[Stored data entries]
— START —
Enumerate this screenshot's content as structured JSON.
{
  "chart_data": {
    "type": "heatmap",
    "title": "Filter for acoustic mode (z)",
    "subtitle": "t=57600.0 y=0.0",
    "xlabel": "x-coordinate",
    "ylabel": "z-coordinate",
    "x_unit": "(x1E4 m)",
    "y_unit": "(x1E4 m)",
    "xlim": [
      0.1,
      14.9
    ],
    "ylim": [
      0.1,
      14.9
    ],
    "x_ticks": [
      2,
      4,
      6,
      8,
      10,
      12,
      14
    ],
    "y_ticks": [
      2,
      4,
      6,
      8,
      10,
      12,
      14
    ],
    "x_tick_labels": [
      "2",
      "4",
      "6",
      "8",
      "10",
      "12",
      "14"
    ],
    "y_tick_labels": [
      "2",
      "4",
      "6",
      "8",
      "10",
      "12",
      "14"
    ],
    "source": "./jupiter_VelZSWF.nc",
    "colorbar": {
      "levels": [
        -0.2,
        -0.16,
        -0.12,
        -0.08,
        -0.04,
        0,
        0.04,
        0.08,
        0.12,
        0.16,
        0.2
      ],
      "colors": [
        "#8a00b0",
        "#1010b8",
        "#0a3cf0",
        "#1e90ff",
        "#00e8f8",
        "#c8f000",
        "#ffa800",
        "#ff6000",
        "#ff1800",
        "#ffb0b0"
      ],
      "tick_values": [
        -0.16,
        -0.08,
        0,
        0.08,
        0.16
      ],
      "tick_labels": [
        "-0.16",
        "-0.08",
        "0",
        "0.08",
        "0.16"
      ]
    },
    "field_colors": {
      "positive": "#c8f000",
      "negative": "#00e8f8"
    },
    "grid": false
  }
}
— END —
— START —
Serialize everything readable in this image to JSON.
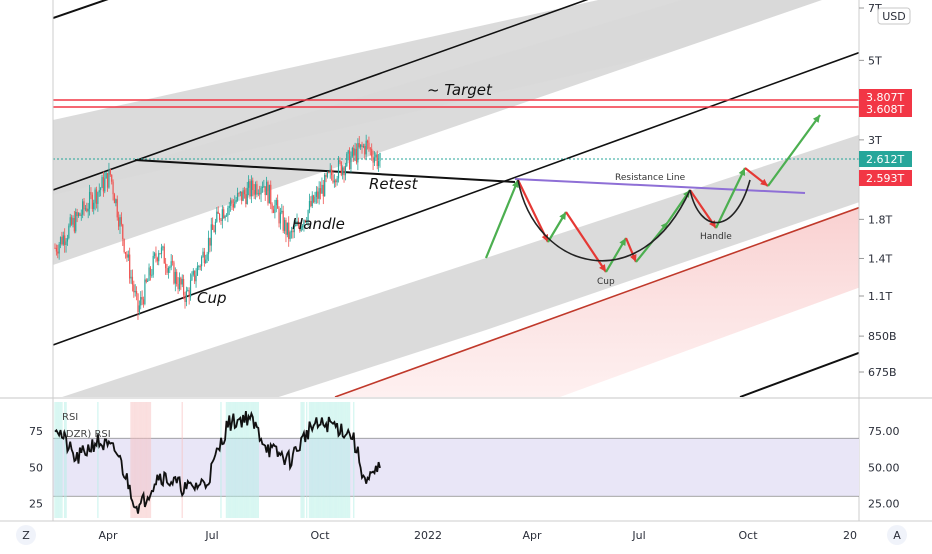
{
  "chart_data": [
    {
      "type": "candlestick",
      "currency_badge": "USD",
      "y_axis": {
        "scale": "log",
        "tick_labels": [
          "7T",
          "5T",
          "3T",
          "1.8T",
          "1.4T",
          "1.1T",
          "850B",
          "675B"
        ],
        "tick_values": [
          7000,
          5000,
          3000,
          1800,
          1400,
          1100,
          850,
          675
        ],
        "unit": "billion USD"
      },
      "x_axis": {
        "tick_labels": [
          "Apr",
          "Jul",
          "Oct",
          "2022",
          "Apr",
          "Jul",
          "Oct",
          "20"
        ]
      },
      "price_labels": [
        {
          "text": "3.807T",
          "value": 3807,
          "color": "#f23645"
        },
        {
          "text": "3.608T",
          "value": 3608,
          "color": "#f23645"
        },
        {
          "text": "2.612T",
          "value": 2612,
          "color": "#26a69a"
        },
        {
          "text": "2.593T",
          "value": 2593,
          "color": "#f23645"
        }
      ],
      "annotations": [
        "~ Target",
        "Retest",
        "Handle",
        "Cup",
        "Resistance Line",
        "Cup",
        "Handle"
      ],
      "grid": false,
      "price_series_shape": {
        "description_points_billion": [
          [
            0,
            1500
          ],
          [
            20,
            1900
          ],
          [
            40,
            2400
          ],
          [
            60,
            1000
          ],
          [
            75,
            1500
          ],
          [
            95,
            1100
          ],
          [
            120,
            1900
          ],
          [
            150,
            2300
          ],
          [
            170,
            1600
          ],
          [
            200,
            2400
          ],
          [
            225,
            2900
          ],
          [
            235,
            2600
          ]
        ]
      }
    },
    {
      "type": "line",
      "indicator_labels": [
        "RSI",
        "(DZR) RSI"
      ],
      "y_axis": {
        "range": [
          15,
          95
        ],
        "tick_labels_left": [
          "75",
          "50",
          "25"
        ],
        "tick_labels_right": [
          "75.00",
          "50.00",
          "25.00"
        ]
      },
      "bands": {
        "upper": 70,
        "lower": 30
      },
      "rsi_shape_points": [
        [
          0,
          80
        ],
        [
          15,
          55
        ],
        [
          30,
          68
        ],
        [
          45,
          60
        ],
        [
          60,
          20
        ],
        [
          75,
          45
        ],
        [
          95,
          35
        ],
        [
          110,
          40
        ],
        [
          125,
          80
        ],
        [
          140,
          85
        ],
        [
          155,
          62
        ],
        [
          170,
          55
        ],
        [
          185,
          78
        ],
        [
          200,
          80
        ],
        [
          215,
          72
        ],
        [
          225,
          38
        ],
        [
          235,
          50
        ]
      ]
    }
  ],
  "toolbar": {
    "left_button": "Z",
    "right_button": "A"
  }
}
— END —
▶ **Task directions**:
Find how many lines in the records contain the string "coordinate", then give the number alone.

▶ **Result**:
2